[Records from a collection]
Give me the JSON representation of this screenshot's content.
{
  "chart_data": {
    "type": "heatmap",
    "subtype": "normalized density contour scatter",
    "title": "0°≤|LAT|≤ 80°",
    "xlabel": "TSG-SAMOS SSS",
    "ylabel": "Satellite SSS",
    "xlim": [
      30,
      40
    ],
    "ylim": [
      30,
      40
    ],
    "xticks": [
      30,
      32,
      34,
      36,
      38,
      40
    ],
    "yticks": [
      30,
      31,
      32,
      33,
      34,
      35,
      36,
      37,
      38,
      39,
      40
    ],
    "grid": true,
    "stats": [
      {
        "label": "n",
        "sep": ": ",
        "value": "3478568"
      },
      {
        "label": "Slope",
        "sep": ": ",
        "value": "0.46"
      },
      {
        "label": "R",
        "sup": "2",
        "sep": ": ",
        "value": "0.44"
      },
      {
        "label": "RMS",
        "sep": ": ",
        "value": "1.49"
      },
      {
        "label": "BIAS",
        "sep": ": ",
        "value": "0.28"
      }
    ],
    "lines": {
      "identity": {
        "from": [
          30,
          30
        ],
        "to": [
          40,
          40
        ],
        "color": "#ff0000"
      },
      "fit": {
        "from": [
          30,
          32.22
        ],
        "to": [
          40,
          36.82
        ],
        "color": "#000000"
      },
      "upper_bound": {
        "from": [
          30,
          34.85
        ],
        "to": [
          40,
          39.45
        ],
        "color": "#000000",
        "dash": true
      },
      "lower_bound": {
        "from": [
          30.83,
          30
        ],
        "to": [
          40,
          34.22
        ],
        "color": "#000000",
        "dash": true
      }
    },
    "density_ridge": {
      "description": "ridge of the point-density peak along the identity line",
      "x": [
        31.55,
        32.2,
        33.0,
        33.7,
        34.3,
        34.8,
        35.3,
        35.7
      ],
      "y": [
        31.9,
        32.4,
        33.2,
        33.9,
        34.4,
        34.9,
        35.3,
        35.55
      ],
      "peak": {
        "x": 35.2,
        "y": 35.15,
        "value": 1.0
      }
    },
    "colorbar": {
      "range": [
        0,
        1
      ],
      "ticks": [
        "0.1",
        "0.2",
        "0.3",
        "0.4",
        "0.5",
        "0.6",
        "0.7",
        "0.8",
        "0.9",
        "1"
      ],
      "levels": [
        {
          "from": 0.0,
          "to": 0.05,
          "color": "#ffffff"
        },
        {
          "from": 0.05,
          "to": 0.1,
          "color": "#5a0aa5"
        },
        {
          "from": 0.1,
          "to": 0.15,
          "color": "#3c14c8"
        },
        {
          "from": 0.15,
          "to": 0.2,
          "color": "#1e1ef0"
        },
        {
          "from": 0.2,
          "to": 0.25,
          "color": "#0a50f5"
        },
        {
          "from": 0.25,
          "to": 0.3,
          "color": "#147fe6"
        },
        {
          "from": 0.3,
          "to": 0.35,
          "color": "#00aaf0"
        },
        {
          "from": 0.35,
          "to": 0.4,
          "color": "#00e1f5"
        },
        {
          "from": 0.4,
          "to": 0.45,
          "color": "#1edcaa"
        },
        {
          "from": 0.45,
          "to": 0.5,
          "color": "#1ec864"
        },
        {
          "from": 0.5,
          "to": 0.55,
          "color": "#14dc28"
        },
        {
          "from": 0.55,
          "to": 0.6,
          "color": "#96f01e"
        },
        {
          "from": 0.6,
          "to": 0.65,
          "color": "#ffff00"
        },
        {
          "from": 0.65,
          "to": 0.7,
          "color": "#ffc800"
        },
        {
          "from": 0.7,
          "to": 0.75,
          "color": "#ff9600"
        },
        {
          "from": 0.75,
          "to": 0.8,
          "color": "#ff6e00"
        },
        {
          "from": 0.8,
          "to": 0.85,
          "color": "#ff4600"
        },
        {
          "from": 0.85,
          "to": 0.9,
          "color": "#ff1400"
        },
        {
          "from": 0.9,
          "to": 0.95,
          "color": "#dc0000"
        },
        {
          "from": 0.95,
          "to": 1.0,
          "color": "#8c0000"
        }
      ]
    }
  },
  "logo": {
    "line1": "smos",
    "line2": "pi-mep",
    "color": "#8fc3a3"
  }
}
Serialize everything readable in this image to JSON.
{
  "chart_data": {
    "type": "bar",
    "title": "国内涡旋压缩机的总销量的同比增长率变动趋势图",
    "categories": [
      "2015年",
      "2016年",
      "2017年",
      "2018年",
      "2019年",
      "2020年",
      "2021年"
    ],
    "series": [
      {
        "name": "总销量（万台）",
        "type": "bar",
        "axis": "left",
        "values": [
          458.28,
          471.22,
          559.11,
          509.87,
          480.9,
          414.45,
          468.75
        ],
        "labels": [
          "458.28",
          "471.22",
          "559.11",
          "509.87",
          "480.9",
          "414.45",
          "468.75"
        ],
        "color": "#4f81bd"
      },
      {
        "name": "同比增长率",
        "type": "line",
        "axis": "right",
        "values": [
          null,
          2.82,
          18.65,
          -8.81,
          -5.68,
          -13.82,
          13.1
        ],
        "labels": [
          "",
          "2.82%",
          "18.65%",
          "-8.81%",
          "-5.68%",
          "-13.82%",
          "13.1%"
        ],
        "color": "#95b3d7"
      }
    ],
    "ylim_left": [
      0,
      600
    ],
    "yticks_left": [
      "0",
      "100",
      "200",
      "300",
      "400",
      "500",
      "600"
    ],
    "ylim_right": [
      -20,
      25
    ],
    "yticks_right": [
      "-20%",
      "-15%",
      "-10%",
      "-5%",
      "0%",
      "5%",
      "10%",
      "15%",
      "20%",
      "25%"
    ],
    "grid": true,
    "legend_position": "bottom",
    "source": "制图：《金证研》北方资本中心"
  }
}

→ **Task to complete**
Reproduce the material exactly, with every line intact.

→ **Result of the task**
Give me the JSON representation of this screenshot's content.
{
  "chart_data": {
    "type": "heatmap",
    "subtype": "normalized density contour scatter",
    "title": "0°≤|LAT|≤ 80°",
    "xlabel": "TSG-SAMOS SSS",
    "ylabel": "Satellite SSS",
    "xlim": [
      30,
      40
    ],
    "ylim": [
      30,
      40
    ],
    "xticks": [
      30,
      32,
      34,
      36,
      38,
      40
    ],
    "yticks": [
      30,
      31,
      32,
      33,
      34,
      35,
      36,
      37,
      38,
      39,
      40
    ],
    "grid": true,
    "stats": [
      {
        "label": "n",
        "sep": ": ",
        "value": "3478568"
      },
      {
        "label": "Slope",
        "sep": ": ",
        "value": "0.46"
      },
      {
        "label": "R",
        "sup": "2",
        "sep": ": ",
        "value": "0.44"
      },
      {
        "label": "RMS",
        "sep": ": ",
        "value": "1.49"
      },
      {
        "label": "BIAS",
        "sep": ": ",
        "value": "0.28"
      }
    ],
    "lines": {
      "identity": {
        "from": [
          30,
          30
        ],
        "to": [
          40,
          40
        ],
        "color": "#ff0000"
      },
      "fit": {
        "from": [
          30,
          32.22
        ],
        "to": [
          40,
          36.82
        ],
        "color": "#000000"
      },
      "upper_bound": {
        "from": [
          30,
          34.85
        ],
        "to": [
          40,
          39.45
        ],
        "color": "#000000",
        "dash": true
      },
      "lower_bound": {
        "from": [
          30.83,
          30
        ],
        "to": [
          40,
          34.22
        ],
        "color": "#000000",
        "dash": true
      }
    },
    "density_ridge": {
      "description": "ridge of the point-density peak along the identity line",
      "x": [
        31.55,
        32.2,
        33.0,
        33.7,
        34.3,
        34.8,
        35.3,
        35.7
      ],
      "y": [
        31.9,
        32.4,
        33.2,
        33.9,
        34.4,
        34.9,
        35.3,
        35.55
      ],
      "peak": {
        "x": 35.2,
        "y": 35.15,
        "value": 1.0
      }
    },
    "colorbar": {
      "range": [
        0,
        1
      ],
      "ticks": [
        "0.1",
        "0.2",
        "0.3",
        "0.4",
        "0.5",
        "0.6",
        "0.7",
        "0.8",
        "0.9",
        "1"
      ],
      "levels": [
        {
          "from": 0.0,
          "to": 0.05,
          "color": "#ffffff"
        },
        {
          "from": 0.05,
          "to": 0.1,
          "color": "#5a0aa5"
        },
        {
          "from": 0.1,
          "to": 0.15,
          "color": "#3c14c8"
        },
        {
          "from": 0.15,
          "to": 0.2,
          "color": "#1e1ef0"
        },
        {
          "from": 0.2,
          "to": 0.25,
          "color": "#0a50f5"
        },
        {
          "from": 0.25,
          "to": 0.3,
          "color": "#147fe6"
        },
        {
          "from": 0.3,
          "to": 0.35,
          "color": "#00aaf0"
        },
        {
          "from": 0.35,
          "to": 0.4,
          "color": "#00e1f5"
        },
        {
          "from": 0.4,
          "to": 0.45,
          "color": "#1edcaa"
        },
        {
          "from": 0.45,
          "to": 0.5,
          "color": "#1ec864"
        },
        {
          "from": 0.5,
          "to": 0.55,
          "color": "#14dc28"
        },
        {
          "from": 0.55,
          "to": 0.6,
          "color": "#96f01e"
        },
        {
          "from": 0.6,
          "to": 0.65,
          "color": "#ffff00"
        },
        {
          "from": 0.65,
          "to": 0.7,
          "color": "#ffc800"
        },
        {
          "from": 0.7,
          "to": 0.75,
          "color": "#ff9600"
        },
        {
          "from": 0.75,
          "to": 0.8,
          "color": "#ff6e00"
        },
        {
          "from": 0.8,
          "to": 0.85,
          "color": "#ff4600"
        },
        {
          "from": 0.85,
          "to": 0.9,
          "color": "#ff1400"
        },
        {
          "from": 0.9,
          "to": 0.95,
          "color": "#dc0000"
        },
        {
          "from": 0.95,
          "to": 1.0,
          "color": "#8c0000"
        }
      ]
    }
  },
  "logo": {
    "line1": "smos",
    "line2": "pi-mep",
    "color": "#8fc3a3"
  }
}
Serialize everything readable in this image to JSON.
{
  "chart_data": {
    "type": "bar",
    "title": "国内涡旋压缩机的总销量的同比增长率变动趋势图",
    "categories": [
      "2015年",
      "2016年",
      "2017年",
      "2018年",
      "2019年",
      "2020年",
      "2021年"
    ],
    "series": [
      {
        "name": "总销量（万台）",
        "type": "bar",
        "axis": "left",
        "values": [
          458.28,
          471.22,
          559.11,
          509.87,
          480.9,
          414.45,
          468.75
        ],
        "labels": [
          "458.28",
          "471.22",
          "559.11",
          "509.87",
          "480.9",
          "414.45",
          "468.75"
        ],
        "color": "#4f81bd"
      },
      {
        "name": "同比增长率",
        "type": "line",
        "axis": "right",
        "values": [
          null,
          2.82,
          18.65,
          -8.81,
          -5.68,
          -13.82,
          13.1
        ],
        "labels": [
          "",
          "2.82%",
          "18.65%",
          "-8.81%",
          "-5.68%",
          "-13.82%",
          "13.1%"
        ],
        "color": "#95b3d7"
      }
    ],
    "ylim_left": [
      0,
      600
    ],
    "yticks_left": [
      "0",
      "100",
      "200",
      "300",
      "400",
      "500",
      "600"
    ],
    "ylim_right": [
      -20,
      25
    ],
    "yticks_right": [
      "-20%",
      "-15%",
      "-10%",
      "-5%",
      "0%",
      "5%",
      "10%",
      "15%",
      "20%",
      "25%"
    ],
    "grid": true,
    "legend_position": "bottom",
    "source": "制图：《金证研》北方资本中心"
  }
}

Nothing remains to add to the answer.